▸ **Objective**: Can you write out all the lines word for word, with no pictures?

▬▬▬▬▬▬▬▬▬▬

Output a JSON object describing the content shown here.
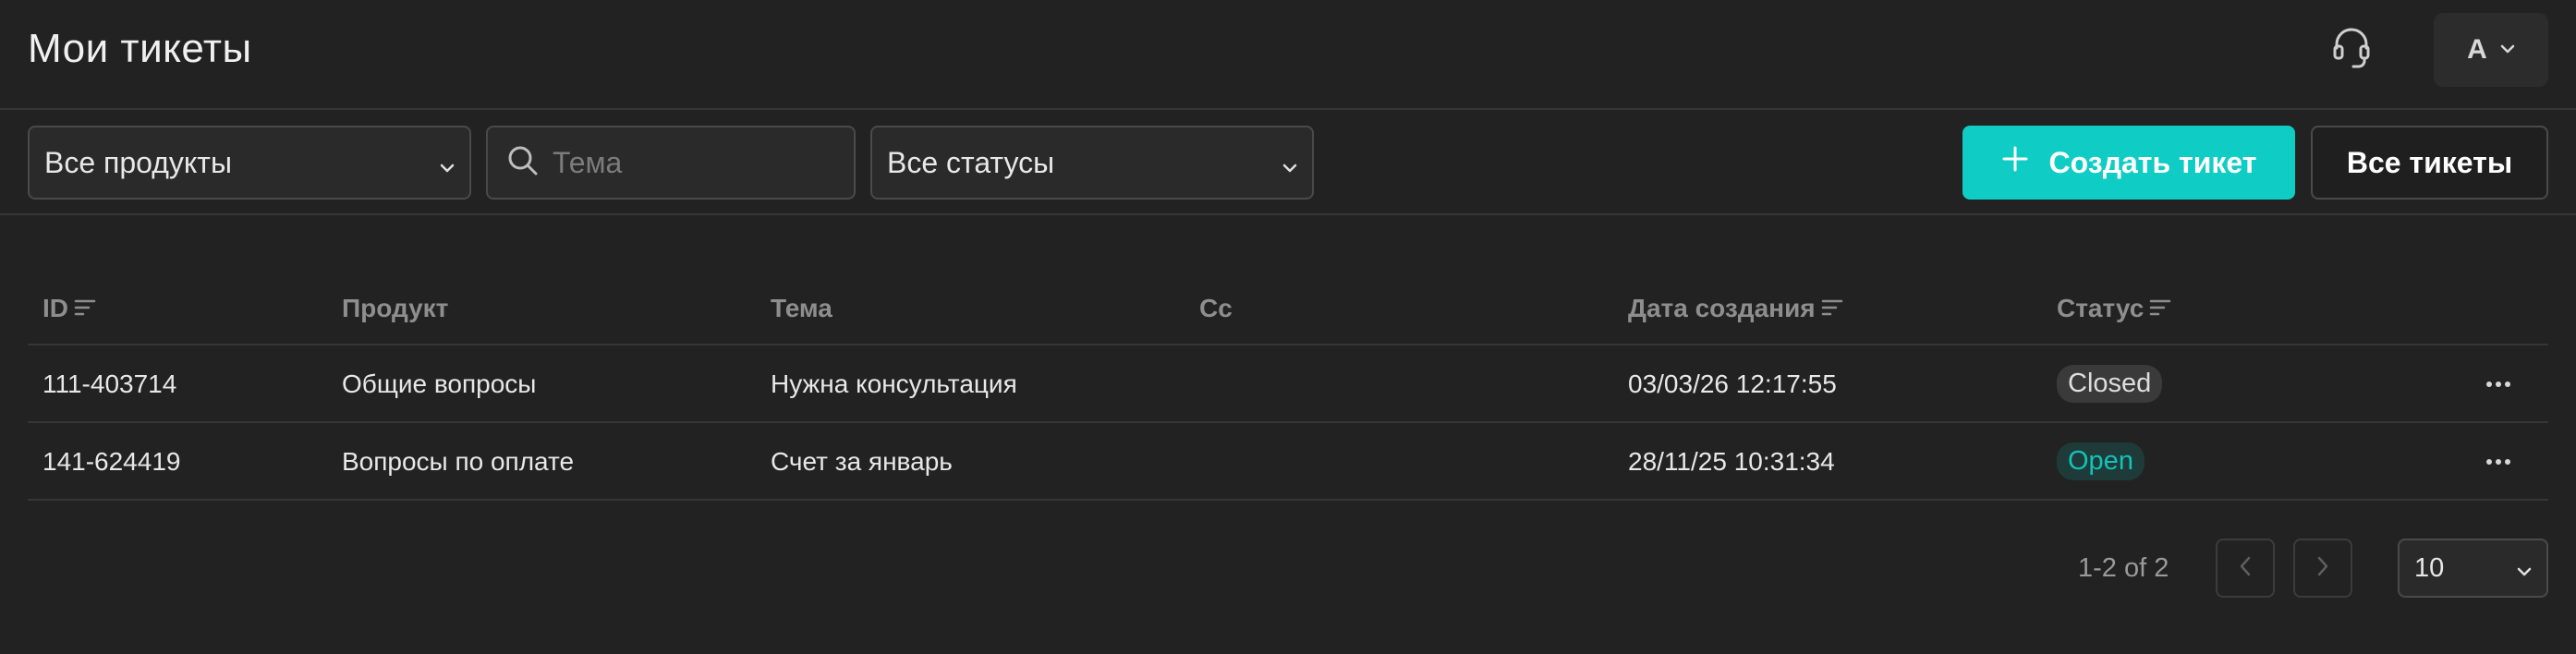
{
  "header": {
    "title": "Мои тикеты",
    "avatar_letter": "A"
  },
  "filters": {
    "product_select": "Все продукты",
    "search_placeholder": "Тема",
    "status_select": "Все статусы",
    "create_label": "Создать тикет",
    "all_label": "Все тикеты"
  },
  "table": {
    "columns": [
      "ID",
      "Продукт",
      "Тема",
      "Cc",
      "Дата создания",
      "Статус"
    ],
    "rows": [
      {
        "id": "111-403714",
        "product": "Общие вопросы",
        "subject": "Нужна консультация",
        "cc": "",
        "created": "03/03/26 12:17:55",
        "status": "Closed"
      },
      {
        "id": "141-624419",
        "product": "Вопросы по оплате",
        "subject": "Счет за январь",
        "cc": "",
        "created": "28/11/25 10:31:34",
        "status": "Open"
      }
    ]
  },
  "pagination": {
    "info": "1-2 of 2",
    "page_size": "10"
  },
  "colors": {
    "accent": "#0fcdc4",
    "background": "#222222",
    "open_status": "#13c2b8"
  }
}
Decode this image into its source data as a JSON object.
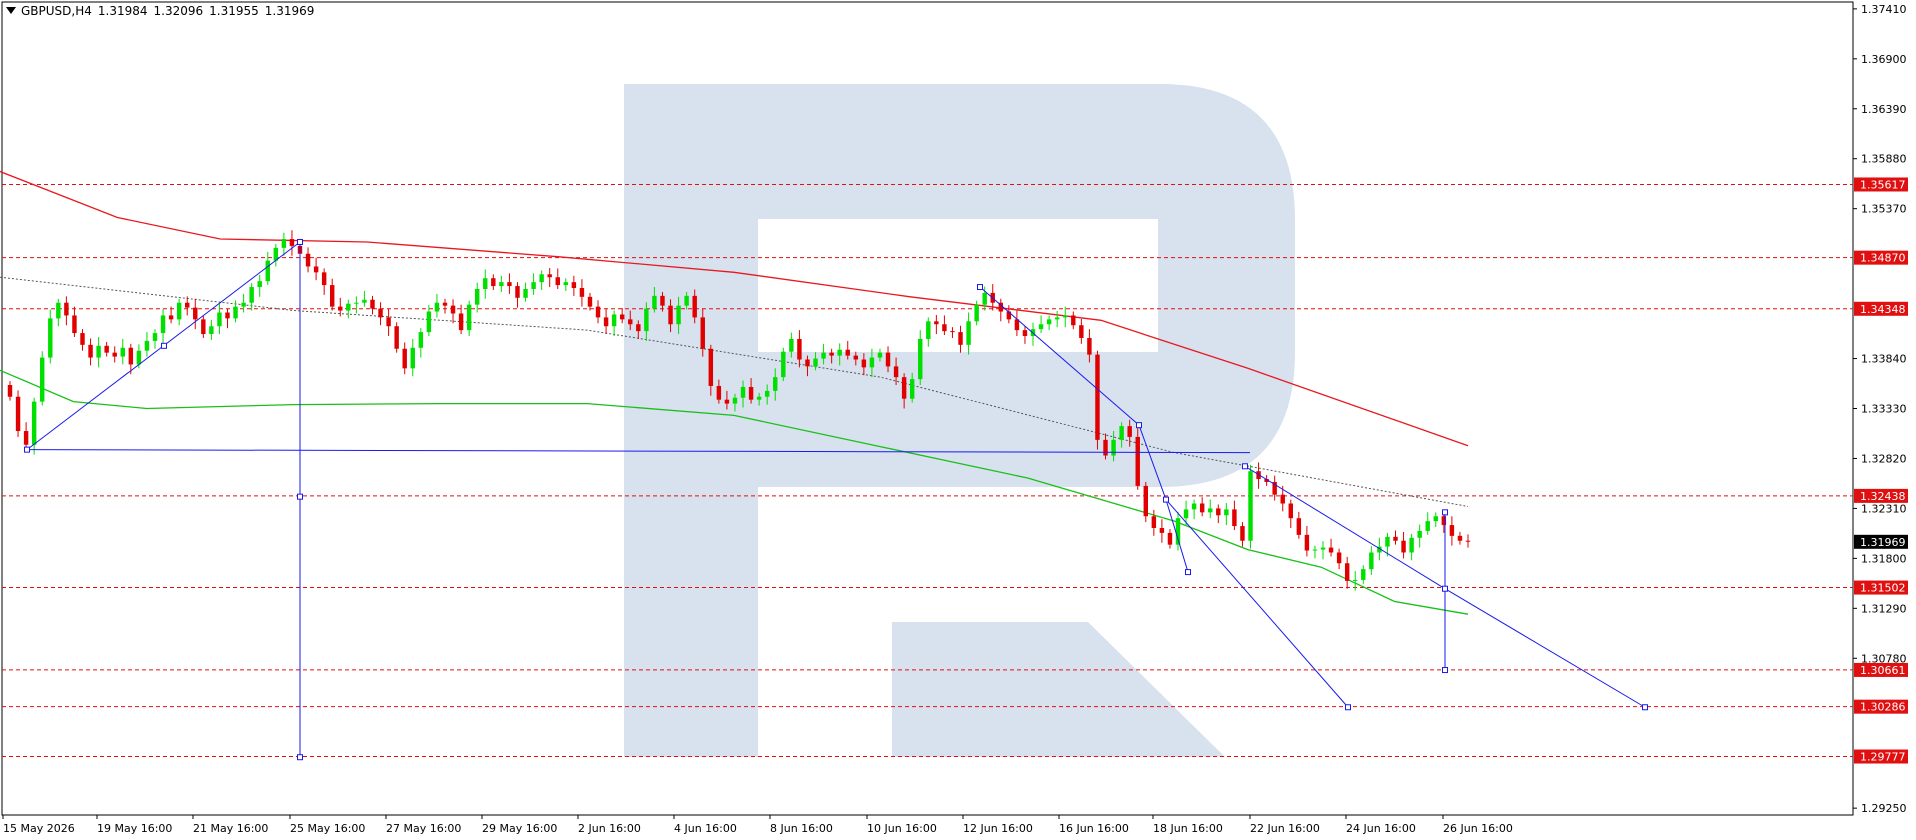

▬▬▬▬▬▬▬▬▬▬

▸ **Exercise output**:
Output a JSON object describing the content shown here.
{
  "header": {
    "title": "Мои тикеты",
    "avatar_letter": "A"
  },
  "filters": {
    "product_select": "Все продукты",
    "search_placeholder": "Тема",
    "status_select": "Все статусы",
    "create_label": "Создать тикет",
    "all_label": "Все тикеты"
  },
  "table": {
    "columns": [
      "ID",
      "Продукт",
      "Тема",
      "Cc",
      "Дата создания",
      "Статус"
    ],
    "rows": [
      {
        "id": "111-403714",
        "product": "Общие вопросы",
        "subject": "Нужна консультация",
        "cc": "",
        "created": "03/03/26 12:17:55",
        "status": "Closed"
      },
      {
        "id": "141-624419",
        "product": "Вопросы по оплате",
        "subject": "Счет за январь",
        "cc": "",
        "created": "28/11/25 10:31:34",
        "status": "Open"
      }
    ]
  },
  "pagination": {
    "info": "1-2 of 2",
    "page_size": "10"
  },
  "colors": {
    "accent": "#0fcdc4",
    "background": "#222222",
    "open_status": "#13c2b8"
  }
}
Decode this image into its source data as a JSON object.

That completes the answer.